== Written exercise ==
Print the entire listing. Each line must match the original exactly.

Records that describe figures
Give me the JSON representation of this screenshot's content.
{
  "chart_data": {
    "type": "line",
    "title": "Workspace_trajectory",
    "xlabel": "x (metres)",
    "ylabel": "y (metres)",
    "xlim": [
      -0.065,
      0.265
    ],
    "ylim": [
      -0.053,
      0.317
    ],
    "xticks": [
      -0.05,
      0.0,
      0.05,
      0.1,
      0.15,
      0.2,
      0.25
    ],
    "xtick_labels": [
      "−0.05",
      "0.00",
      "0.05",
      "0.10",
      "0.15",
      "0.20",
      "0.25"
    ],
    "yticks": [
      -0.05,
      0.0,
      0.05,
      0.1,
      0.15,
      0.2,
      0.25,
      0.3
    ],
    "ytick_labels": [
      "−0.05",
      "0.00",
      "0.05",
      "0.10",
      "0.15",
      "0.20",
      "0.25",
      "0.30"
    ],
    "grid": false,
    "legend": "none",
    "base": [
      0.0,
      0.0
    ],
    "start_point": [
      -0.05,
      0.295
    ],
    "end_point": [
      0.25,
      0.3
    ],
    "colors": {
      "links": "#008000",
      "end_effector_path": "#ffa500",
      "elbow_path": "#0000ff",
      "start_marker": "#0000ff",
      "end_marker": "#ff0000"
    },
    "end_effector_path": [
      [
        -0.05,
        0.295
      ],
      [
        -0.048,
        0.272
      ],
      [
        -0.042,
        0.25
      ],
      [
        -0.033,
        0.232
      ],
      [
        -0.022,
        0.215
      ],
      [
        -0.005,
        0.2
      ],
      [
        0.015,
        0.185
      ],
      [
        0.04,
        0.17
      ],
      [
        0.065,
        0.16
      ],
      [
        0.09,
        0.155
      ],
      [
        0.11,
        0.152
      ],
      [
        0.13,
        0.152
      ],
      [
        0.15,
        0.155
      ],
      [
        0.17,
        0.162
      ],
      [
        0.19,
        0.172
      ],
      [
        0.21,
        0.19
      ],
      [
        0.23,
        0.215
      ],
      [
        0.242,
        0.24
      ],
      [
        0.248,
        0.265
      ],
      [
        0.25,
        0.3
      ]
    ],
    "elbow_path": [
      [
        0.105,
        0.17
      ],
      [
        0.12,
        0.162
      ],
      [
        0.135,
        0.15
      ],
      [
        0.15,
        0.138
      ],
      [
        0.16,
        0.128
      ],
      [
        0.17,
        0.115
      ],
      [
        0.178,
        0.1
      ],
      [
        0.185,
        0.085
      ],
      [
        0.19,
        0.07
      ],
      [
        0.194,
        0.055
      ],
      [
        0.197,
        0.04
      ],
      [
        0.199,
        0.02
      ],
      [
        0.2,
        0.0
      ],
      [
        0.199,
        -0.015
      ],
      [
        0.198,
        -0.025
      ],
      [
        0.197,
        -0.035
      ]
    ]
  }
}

== Exercise result ==
Give me the JSON representation of this screenshot's content.
{
  "chart_data": {
    "type": "line",
    "title": "Workspace_trajectory",
    "xlabel": "x (metres)",
    "ylabel": "y (metres)",
    "xlim": [
      -0.065,
      0.265
    ],
    "ylim": [
      -0.053,
      0.317
    ],
    "xticks": [
      -0.05,
      0.0,
      0.05,
      0.1,
      0.15,
      0.2,
      0.25
    ],
    "xtick_labels": [
      "−0.05",
      "0.00",
      "0.05",
      "0.10",
      "0.15",
      "0.20",
      "0.25"
    ],
    "yticks": [
      -0.05,
      0.0,
      0.05,
      0.1,
      0.15,
      0.2,
      0.25,
      0.3
    ],
    "ytick_labels": [
      "−0.05",
      "0.00",
      "0.05",
      "0.10",
      "0.15",
      "0.20",
      "0.25",
      "0.30"
    ],
    "grid": false,
    "legend": "none",
    "base": [
      0.0,
      0.0
    ],
    "start_point": [
      -0.05,
      0.295
    ],
    "end_point": [
      0.25,
      0.3
    ],
    "colors": {
      "links": "#008000",
      "end_effector_path": "#ffa500",
      "elbow_path": "#0000ff",
      "start_marker": "#0000ff",
      "end_marker": "#ff0000"
    },
    "end_effector_path": [
      [
        -0.05,
        0.295
      ],
      [
        -0.048,
        0.272
      ],
      [
        -0.042,
        0.25
      ],
      [
        -0.033,
        0.232
      ],
      [
        -0.022,
        0.215
      ],
      [
        -0.005,
        0.2
      ],
      [
        0.015,
        0.185
      ],
      [
        0.04,
        0.17
      ],
      [
        0.065,
        0.16
      ],
      [
        0.09,
        0.155
      ],
      [
        0.11,
        0.152
      ],
      [
        0.13,
        0.152
      ],
      [
        0.15,
        0.155
      ],
      [
        0.17,
        0.162
      ],
      [
        0.19,
        0.172
      ],
      [
        0.21,
        0.19
      ],
      [
        0.23,
        0.215
      ],
      [
        0.242,
        0.24
      ],
      [
        0.248,
        0.265
      ],
      [
        0.25,
        0.3
      ]
    ],
    "elbow_path": [
      [
        0.105,
        0.17
      ],
      [
        0.12,
        0.162
      ],
      [
        0.135,
        0.15
      ],
      [
        0.15,
        0.138
      ],
      [
        0.16,
        0.128
      ],
      [
        0.17,
        0.115
      ],
      [
        0.178,
        0.1
      ],
      [
        0.185,
        0.085
      ],
      [
        0.19,
        0.07
      ],
      [
        0.194,
        0.055
      ],
      [
        0.197,
        0.04
      ],
      [
        0.199,
        0.02
      ],
      [
        0.2,
        0.0
      ],
      [
        0.199,
        -0.015
      ],
      [
        0.198,
        -0.025
      ],
      [
        0.197,
        -0.035
      ]
    ]
  }
}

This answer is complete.